— Records for this task —
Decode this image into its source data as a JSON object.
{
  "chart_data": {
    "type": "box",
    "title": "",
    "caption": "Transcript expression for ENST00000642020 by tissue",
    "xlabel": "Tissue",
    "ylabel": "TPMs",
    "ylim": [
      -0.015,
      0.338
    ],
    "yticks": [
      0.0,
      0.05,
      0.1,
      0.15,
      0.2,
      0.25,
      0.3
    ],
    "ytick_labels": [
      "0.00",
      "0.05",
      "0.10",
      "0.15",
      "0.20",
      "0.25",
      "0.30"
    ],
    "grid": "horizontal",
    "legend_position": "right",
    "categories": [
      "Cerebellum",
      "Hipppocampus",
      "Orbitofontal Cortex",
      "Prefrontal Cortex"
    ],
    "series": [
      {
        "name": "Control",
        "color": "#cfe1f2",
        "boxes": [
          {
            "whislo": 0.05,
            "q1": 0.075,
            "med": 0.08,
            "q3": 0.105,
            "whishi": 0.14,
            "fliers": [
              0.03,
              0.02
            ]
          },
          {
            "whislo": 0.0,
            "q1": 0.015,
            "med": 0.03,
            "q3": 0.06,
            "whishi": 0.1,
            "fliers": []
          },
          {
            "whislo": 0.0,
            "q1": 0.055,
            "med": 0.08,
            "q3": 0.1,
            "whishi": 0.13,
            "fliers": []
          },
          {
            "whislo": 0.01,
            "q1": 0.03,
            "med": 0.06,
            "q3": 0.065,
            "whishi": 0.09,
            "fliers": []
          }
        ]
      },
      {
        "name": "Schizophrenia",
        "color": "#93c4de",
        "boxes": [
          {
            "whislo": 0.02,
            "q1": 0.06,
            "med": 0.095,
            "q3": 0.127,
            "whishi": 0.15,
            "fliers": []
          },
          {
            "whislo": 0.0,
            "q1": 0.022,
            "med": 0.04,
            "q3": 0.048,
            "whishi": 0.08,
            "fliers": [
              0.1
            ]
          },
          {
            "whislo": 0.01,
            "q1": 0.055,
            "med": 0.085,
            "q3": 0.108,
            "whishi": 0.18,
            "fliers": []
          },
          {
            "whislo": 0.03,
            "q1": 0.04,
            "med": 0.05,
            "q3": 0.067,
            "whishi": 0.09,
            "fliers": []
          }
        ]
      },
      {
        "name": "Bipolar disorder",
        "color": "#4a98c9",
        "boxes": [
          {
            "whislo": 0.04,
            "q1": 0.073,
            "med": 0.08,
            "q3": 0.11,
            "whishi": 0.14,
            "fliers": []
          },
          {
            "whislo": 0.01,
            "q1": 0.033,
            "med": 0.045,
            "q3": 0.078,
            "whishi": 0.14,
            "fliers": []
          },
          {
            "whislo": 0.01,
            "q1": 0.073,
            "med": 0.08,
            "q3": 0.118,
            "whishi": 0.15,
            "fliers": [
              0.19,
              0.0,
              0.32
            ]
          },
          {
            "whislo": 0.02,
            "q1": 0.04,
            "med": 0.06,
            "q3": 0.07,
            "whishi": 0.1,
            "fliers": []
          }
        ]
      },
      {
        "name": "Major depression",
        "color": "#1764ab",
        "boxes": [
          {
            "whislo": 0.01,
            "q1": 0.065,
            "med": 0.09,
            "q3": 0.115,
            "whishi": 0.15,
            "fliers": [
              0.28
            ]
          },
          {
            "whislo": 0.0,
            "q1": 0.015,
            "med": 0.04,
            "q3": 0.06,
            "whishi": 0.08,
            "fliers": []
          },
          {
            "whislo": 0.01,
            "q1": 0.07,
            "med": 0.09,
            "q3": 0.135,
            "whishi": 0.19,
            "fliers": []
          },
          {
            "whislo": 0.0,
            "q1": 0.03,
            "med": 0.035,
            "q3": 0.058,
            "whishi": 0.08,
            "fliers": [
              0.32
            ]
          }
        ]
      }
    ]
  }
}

— Set task —
Take the entries above and transcribe them exactly.

— Answer for the task —
Decode this image into its source data as a JSON object.
{
  "chart_data": {
    "type": "box",
    "title": "",
    "caption": "Transcript expression for ENST00000642020 by tissue",
    "xlabel": "Tissue",
    "ylabel": "TPMs",
    "ylim": [
      -0.015,
      0.338
    ],
    "yticks": [
      0.0,
      0.05,
      0.1,
      0.15,
      0.2,
      0.25,
      0.3
    ],
    "ytick_labels": [
      "0.00",
      "0.05",
      "0.10",
      "0.15",
      "0.20",
      "0.25",
      "0.30"
    ],
    "grid": "horizontal",
    "legend_position": "right",
    "categories": [
      "Cerebellum",
      "Hipppocampus",
      "Orbitofontal Cortex",
      "Prefrontal Cortex"
    ],
    "series": [
      {
        "name": "Control",
        "color": "#cfe1f2",
        "boxes": [
          {
            "whislo": 0.05,
            "q1": 0.075,
            "med": 0.08,
            "q3": 0.105,
            "whishi": 0.14,
            "fliers": [
              0.03,
              0.02
            ]
          },
          {
            "whislo": 0.0,
            "q1": 0.015,
            "med": 0.03,
            "q3": 0.06,
            "whishi": 0.1,
            "fliers": []
          },
          {
            "whislo": 0.0,
            "q1": 0.055,
            "med": 0.08,
            "q3": 0.1,
            "whishi": 0.13,
            "fliers": []
          },
          {
            "whislo": 0.01,
            "q1": 0.03,
            "med": 0.06,
            "q3": 0.065,
            "whishi": 0.09,
            "fliers": []
          }
        ]
      },
      {
        "name": "Schizophrenia",
        "color": "#93c4de",
        "boxes": [
          {
            "whislo": 0.02,
            "q1": 0.06,
            "med": 0.095,
            "q3": 0.127,
            "whishi": 0.15,
            "fliers": []
          },
          {
            "whislo": 0.0,
            "q1": 0.022,
            "med": 0.04,
            "q3": 0.048,
            "whishi": 0.08,
            "fliers": [
              0.1
            ]
          },
          {
            "whislo": 0.01,
            "q1": 0.055,
            "med": 0.085,
            "q3": 0.108,
            "whishi": 0.18,
            "fliers": []
          },
          {
            "whislo": 0.03,
            "q1": 0.04,
            "med": 0.05,
            "q3": 0.067,
            "whishi": 0.09,
            "fliers": []
          }
        ]
      },
      {
        "name": "Bipolar disorder",
        "color": "#4a98c9",
        "boxes": [
          {
            "whislo": 0.04,
            "q1": 0.073,
            "med": 0.08,
            "q3": 0.11,
            "whishi": 0.14,
            "fliers": []
          },
          {
            "whislo": 0.01,
            "q1": 0.033,
            "med": 0.045,
            "q3": 0.078,
            "whishi": 0.14,
            "fliers": []
          },
          {
            "whislo": 0.01,
            "q1": 0.073,
            "med": 0.08,
            "q3": 0.118,
            "whishi": 0.15,
            "fliers": [
              0.19,
              0.0,
              0.32
            ]
          },
          {
            "whislo": 0.02,
            "q1": 0.04,
            "med": 0.06,
            "q3": 0.07,
            "whishi": 0.1,
            "fliers": []
          }
        ]
      },
      {
        "name": "Major depression",
        "color": "#1764ab",
        "boxes": [
          {
            "whislo": 0.01,
            "q1": 0.065,
            "med": 0.09,
            "q3": 0.115,
            "whishi": 0.15,
            "fliers": [
              0.28
            ]
          },
          {
            "whislo": 0.0,
            "q1": 0.015,
            "med": 0.04,
            "q3": 0.06,
            "whishi": 0.08,
            "fliers": []
          },
          {
            "whislo": 0.01,
            "q1": 0.07,
            "med": 0.09,
            "q3": 0.135,
            "whishi": 0.19,
            "fliers": []
          },
          {
            "whislo": 0.0,
            "q1": 0.03,
            "med": 0.035,
            "q3": 0.058,
            "whishi": 0.08,
            "fliers": [
              0.32
            ]
          }
        ]
      }
    ]
  }
}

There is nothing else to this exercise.